Given instruction: Which lines hold the word "саме"? Copy each one.

Data extract:
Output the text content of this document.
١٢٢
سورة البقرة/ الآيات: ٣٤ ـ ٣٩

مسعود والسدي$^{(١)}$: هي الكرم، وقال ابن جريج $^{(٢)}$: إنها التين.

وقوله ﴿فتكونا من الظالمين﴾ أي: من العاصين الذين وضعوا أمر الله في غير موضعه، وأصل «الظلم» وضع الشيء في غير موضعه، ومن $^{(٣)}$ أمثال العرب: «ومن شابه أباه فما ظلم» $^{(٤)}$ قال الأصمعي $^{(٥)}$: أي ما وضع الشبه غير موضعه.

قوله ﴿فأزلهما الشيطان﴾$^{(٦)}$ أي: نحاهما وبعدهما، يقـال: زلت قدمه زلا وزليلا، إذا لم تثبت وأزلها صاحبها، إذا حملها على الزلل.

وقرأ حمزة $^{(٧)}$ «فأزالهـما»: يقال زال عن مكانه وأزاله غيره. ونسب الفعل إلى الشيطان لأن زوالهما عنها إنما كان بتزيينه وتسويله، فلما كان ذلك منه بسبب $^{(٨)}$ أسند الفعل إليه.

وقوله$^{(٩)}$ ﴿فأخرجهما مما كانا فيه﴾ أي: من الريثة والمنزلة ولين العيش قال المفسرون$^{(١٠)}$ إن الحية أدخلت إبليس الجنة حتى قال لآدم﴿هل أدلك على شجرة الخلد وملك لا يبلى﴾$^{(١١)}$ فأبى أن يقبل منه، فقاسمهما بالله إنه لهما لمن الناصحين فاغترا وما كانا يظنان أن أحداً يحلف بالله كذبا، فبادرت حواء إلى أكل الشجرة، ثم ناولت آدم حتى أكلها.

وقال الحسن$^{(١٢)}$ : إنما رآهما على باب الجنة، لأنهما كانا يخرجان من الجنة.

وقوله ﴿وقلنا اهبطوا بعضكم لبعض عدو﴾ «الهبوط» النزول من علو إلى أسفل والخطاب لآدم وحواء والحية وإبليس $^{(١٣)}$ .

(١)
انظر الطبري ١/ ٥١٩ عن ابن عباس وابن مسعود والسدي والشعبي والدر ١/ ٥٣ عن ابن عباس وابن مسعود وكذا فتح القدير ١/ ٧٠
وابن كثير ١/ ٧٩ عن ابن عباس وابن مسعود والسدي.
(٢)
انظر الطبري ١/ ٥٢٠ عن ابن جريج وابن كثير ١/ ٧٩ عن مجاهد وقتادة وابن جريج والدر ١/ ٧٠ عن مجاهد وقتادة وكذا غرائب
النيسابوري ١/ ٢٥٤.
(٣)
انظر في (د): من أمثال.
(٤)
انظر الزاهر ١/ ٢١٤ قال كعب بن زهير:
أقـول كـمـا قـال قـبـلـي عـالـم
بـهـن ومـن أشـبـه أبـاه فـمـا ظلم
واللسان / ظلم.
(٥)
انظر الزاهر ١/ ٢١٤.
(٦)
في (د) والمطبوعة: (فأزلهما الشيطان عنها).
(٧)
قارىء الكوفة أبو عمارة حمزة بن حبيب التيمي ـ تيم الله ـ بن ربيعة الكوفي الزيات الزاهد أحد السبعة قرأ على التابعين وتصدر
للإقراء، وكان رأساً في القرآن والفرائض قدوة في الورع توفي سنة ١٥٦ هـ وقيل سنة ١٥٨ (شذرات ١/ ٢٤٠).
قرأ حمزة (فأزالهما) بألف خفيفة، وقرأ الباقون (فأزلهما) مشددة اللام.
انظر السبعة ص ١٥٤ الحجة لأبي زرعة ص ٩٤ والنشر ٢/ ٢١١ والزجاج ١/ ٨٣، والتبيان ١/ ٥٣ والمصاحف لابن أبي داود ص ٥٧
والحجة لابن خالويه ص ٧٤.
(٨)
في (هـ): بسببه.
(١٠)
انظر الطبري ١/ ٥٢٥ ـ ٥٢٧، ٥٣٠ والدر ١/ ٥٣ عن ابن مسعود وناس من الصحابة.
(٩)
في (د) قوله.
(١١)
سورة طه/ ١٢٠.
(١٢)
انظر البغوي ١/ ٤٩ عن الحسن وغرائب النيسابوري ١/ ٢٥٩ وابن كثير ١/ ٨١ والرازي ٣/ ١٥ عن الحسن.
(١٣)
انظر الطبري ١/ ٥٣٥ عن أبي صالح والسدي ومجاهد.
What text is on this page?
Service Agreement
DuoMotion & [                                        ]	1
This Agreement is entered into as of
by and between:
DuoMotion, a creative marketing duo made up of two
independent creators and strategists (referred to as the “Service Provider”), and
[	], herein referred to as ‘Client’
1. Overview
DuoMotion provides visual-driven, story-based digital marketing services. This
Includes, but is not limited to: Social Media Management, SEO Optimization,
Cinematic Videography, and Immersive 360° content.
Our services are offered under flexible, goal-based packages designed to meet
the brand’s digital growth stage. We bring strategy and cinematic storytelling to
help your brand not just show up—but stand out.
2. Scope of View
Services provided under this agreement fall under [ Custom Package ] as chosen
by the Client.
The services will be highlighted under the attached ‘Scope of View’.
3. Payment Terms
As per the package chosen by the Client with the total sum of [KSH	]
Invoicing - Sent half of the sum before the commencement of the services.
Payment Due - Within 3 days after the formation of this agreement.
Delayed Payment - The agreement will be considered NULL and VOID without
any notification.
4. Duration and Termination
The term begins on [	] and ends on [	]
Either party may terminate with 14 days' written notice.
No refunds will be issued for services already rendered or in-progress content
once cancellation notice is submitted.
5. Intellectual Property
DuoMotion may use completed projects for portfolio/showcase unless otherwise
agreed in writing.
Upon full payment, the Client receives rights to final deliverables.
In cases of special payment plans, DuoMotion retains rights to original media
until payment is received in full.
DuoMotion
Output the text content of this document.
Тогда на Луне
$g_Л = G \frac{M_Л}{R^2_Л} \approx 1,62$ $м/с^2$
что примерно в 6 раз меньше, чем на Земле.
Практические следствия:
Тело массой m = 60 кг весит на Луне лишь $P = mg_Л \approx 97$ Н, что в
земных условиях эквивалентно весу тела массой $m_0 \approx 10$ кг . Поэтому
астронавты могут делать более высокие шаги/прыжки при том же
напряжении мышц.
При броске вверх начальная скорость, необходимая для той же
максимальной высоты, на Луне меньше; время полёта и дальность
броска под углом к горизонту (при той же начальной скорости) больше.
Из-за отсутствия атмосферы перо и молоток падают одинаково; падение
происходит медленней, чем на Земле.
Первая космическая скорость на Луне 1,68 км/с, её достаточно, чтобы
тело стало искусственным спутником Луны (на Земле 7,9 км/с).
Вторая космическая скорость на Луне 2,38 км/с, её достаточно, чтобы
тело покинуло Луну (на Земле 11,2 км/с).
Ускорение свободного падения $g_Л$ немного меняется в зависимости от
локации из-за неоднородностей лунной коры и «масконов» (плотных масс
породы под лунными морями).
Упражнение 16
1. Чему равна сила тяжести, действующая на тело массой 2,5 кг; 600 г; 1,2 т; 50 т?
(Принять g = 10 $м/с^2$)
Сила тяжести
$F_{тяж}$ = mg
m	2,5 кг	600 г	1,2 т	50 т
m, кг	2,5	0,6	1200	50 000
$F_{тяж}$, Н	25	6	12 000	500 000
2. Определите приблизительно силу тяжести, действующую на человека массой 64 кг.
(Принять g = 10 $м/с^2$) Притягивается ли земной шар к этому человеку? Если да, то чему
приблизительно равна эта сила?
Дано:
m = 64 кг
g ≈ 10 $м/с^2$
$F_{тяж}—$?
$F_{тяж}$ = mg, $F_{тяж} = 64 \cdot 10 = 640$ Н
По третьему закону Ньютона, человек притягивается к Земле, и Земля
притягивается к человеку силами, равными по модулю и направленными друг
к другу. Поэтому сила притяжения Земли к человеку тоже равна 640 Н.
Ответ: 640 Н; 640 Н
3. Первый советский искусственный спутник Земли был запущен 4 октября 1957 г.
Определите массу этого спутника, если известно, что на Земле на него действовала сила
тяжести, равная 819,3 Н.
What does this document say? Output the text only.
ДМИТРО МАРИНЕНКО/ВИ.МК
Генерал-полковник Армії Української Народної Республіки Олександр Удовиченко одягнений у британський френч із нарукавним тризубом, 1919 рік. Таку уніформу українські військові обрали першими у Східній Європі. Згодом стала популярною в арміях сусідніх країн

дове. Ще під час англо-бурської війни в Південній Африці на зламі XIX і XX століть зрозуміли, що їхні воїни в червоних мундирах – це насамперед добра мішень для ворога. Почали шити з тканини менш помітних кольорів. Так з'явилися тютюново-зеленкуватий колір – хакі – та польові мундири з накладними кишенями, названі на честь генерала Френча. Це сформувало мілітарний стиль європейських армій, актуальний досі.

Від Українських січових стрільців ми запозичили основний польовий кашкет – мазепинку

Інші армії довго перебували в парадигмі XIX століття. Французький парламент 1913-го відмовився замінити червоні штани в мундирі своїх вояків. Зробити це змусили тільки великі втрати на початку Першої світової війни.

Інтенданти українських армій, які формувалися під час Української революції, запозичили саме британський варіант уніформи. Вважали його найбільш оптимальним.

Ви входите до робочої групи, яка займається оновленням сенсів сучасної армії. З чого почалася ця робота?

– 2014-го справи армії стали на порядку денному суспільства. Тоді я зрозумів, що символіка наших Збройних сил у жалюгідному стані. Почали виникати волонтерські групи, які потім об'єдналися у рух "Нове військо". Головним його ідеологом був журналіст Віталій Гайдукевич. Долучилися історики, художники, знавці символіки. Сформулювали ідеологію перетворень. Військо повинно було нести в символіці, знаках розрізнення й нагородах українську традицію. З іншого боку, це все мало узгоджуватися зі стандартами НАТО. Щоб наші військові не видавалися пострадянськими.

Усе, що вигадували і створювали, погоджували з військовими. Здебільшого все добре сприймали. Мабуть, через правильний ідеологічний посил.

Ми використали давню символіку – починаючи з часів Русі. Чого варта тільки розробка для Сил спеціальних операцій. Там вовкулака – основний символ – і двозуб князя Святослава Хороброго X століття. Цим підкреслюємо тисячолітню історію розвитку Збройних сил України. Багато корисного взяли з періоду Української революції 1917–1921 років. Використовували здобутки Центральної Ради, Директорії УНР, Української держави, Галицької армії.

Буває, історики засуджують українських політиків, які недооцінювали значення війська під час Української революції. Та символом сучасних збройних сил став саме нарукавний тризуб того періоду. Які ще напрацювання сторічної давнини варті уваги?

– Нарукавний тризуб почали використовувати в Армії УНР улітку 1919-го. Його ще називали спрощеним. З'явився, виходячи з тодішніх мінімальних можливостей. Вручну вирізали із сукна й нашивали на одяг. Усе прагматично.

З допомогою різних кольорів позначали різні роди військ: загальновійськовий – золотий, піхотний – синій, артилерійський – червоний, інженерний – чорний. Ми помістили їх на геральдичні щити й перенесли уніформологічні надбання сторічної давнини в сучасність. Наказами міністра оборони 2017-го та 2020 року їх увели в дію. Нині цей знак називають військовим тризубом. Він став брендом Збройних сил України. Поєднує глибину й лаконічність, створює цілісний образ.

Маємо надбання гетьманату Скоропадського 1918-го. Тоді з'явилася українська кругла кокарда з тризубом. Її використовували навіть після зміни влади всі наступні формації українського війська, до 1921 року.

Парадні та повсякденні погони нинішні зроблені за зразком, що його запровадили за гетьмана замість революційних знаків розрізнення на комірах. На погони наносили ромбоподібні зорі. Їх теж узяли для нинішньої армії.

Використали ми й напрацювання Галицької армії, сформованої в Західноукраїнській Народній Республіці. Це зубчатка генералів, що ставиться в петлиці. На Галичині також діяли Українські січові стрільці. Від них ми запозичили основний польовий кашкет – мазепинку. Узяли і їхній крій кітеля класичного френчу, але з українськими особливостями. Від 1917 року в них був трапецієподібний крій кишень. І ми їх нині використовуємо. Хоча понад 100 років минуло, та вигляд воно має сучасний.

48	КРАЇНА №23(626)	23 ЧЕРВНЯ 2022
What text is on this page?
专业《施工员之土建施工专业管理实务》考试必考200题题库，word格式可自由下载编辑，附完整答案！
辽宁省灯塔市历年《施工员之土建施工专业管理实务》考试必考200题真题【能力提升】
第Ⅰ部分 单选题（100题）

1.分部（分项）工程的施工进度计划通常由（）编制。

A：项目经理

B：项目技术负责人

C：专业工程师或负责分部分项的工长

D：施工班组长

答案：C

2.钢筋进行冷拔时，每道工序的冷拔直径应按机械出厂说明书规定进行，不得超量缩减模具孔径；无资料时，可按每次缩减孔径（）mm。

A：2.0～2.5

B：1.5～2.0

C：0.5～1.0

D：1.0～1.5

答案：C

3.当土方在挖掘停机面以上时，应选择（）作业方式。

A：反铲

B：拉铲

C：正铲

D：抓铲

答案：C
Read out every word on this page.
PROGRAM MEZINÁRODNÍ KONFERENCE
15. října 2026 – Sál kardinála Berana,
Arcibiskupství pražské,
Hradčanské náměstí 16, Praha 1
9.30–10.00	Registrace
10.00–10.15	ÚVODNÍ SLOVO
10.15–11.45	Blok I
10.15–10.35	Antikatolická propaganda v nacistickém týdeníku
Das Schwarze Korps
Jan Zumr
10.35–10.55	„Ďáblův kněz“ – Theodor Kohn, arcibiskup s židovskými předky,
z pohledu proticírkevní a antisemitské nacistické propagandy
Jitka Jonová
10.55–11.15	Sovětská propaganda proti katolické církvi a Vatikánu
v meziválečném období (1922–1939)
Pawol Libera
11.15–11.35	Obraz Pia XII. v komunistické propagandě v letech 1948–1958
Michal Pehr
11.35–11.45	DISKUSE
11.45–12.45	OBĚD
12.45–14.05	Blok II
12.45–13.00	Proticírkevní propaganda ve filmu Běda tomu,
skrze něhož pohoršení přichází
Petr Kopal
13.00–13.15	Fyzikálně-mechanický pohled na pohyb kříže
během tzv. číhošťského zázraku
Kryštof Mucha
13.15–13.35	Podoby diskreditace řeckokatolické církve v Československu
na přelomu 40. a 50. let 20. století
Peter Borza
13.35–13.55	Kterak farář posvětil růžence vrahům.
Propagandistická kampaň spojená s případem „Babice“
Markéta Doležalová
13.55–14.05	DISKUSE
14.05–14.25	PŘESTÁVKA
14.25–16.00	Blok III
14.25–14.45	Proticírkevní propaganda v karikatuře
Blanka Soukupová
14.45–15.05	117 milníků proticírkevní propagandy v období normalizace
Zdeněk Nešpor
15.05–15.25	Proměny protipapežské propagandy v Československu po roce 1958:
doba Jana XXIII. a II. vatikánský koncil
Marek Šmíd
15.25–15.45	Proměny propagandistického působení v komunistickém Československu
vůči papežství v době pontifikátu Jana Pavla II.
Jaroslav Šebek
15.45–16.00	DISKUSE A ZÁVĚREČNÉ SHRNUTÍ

Answer below:
Інтенданти українських армій, які формувалися під час Української революції, запозичили саме британський варіант уніформи. Вважали його найбільш оптимальним.
Буває, історики засуджують українських політиків, які недооцінювали значення війська під час Української революції. Та символом сучасних збройних сил став саме нарукавний тризуб того періоду. Які ще напрацювання сторічної давнини варті уваги?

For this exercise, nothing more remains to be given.